• Exercise passage:

Telehealth use in OUD among Medicare beneficiaries was associated with better patient retention and lower medically treated overdose risks, according to a new study published in JAMA Psychiatry on Wednesday.
Federal health care research and policymaking bodies touted the study as validation of telehealth in treating opioid use disorder (OUD).
The National Center for Injury Prevention and Control (part of the CDC), the National Institute on Drug Abuse and the Centers for Medicare & Medicaid Services (CMS) analyzed the data of about 176,000 Medicare beneficiaries from September 2018 to February 2021.
The agencies compared two groups of beneficiaries who started treatment for an OUD: one that started treatment before the onset of COVID-19 and the associated telehealth changes and one that started treatment afterward.
The latter group saw higher rates of telehealth services compared to the pre-pandemic group (19.6% compared to 0.6%) and were more likely to receive medication-assisted treatment (12.6% compared to 10.8%), according to a news release from the CDC.
“Strategies to increase access to care and [medications for opioid use disorder (MOUD)] receipt and retention are urgently needed, and the results of this study add to the growing research documenting the benefits of expanding the use of telehealth services for people with OUD,” Dr. Christopher Jones, lead author and acting director of the National Center for Injury Prevention and Control at the CDC, said in the release.
Since the onset of the pandemic, CMS has tracked a huge expansion in the rates of telehealth utilization across medical specialties. Behavioral health saw some of the largest rates of growth and greatest durability in the use of telehealth.
The study also found that the beneficial outcomes of using telehealth were limited based on race and geographical location. Non-Hispanic black persons and those living in the South were least liked to receive telehealth services. The study pointed to this as an example of inequity in the health system that limits access to care.

• Record extracts:
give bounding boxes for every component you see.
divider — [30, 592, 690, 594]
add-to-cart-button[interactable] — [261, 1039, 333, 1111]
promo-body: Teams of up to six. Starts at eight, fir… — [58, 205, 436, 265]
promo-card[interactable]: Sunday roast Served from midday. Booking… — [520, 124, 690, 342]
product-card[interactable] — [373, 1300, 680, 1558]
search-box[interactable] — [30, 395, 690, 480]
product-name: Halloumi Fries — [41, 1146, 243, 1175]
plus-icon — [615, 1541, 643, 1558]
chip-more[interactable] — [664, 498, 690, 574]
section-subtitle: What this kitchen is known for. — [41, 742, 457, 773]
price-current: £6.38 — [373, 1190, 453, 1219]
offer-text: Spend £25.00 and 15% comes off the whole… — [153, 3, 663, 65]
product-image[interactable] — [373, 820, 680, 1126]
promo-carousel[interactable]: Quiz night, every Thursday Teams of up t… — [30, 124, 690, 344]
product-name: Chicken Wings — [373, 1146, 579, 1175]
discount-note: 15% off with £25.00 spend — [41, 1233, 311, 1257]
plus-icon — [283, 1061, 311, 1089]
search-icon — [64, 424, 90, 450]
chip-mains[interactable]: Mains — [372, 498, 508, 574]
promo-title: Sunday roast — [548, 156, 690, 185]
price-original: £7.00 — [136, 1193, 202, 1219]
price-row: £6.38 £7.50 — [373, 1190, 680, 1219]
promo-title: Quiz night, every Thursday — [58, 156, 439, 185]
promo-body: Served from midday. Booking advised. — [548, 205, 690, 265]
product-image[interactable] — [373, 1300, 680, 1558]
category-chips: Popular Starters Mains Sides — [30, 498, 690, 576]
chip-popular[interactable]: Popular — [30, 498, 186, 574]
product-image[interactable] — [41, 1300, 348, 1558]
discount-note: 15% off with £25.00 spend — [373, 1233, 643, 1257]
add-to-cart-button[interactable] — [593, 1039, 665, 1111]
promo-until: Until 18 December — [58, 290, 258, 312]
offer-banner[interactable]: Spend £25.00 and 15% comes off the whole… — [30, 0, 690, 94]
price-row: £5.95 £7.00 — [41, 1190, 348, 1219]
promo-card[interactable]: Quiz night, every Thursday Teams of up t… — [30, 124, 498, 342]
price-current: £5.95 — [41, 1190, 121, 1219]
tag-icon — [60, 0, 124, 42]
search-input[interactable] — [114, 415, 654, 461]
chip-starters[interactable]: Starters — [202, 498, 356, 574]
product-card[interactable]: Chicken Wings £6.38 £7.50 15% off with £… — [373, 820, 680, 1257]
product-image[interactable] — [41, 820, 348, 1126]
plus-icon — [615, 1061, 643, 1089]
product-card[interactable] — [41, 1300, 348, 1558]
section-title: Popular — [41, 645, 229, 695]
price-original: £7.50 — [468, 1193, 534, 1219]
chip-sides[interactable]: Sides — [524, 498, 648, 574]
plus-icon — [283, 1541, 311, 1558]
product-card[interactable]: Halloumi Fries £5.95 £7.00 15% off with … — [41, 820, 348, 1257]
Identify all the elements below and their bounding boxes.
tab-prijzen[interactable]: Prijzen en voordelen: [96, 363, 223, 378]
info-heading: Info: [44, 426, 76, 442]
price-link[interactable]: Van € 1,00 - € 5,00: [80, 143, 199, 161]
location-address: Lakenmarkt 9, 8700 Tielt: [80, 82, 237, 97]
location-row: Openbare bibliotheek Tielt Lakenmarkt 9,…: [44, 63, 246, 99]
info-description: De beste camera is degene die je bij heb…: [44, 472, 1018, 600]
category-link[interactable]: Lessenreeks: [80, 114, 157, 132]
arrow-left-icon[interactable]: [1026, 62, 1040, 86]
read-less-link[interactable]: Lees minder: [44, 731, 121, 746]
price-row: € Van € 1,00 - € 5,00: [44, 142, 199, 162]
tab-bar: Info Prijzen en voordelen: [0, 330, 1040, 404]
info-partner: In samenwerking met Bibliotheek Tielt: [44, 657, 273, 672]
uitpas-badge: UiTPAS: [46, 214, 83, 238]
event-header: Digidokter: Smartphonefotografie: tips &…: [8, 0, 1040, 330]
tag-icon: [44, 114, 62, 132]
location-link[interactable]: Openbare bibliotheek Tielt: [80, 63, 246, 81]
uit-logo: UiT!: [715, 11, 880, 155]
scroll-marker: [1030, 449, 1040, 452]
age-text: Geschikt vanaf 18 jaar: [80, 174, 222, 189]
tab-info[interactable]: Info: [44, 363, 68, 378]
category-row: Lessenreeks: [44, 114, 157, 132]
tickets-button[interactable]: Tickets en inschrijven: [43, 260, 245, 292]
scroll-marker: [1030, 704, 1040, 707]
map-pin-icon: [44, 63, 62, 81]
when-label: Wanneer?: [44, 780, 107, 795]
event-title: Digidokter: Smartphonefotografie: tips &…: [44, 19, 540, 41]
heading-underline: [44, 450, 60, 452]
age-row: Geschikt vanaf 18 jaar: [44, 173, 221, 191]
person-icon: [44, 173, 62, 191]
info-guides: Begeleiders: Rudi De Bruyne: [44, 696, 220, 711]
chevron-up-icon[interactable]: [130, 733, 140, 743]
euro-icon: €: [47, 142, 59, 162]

• Action item A: Name the agencies that the article on telehealth and opioid use disorder says analyzed the Medicare beneficiaries' data.
• Action item B: Write the next part of the article on telehealth and opioid use disorder, starting after its final sentence.

• Response A: The National Center for Injury Prevention and Control, the National Institute on Drug Abuse, and the Centers for Medicare & Medicaid Services (CMS).

• Response B:
Throughout several new initiatives, CMS has emphasized a focus on addressing inequities in health care.
“Emergency authorities to expand use of telehealth and provide flexibilities for MOUD provision during the pandemic were used by Medicare beneficiaries initiating an episode of OUD-related care and were associated with improved retention in care and reduced odds of medically treated overdose,” the study reads. “Strategies to expand provision of MOUD and increase retention in care are urgently needed.”
Federal policymakers have made a handful of changes to Medicare programs when it comes to telehealth and mental health. However, many of the regulations that have allowed telehealth to thrive during the pandemic are temporary, tied to the federal public health emergency.
“We hope this sends a strong signal to policymakers that telehealth can and should be a permanent part of healthcare delivery, to effectively and safely address critical needs of patients and individuals whenever and wherever they need it most,” Kyle Zebley, senior vice president of public policy for The American Telemedicine Association said in a news release.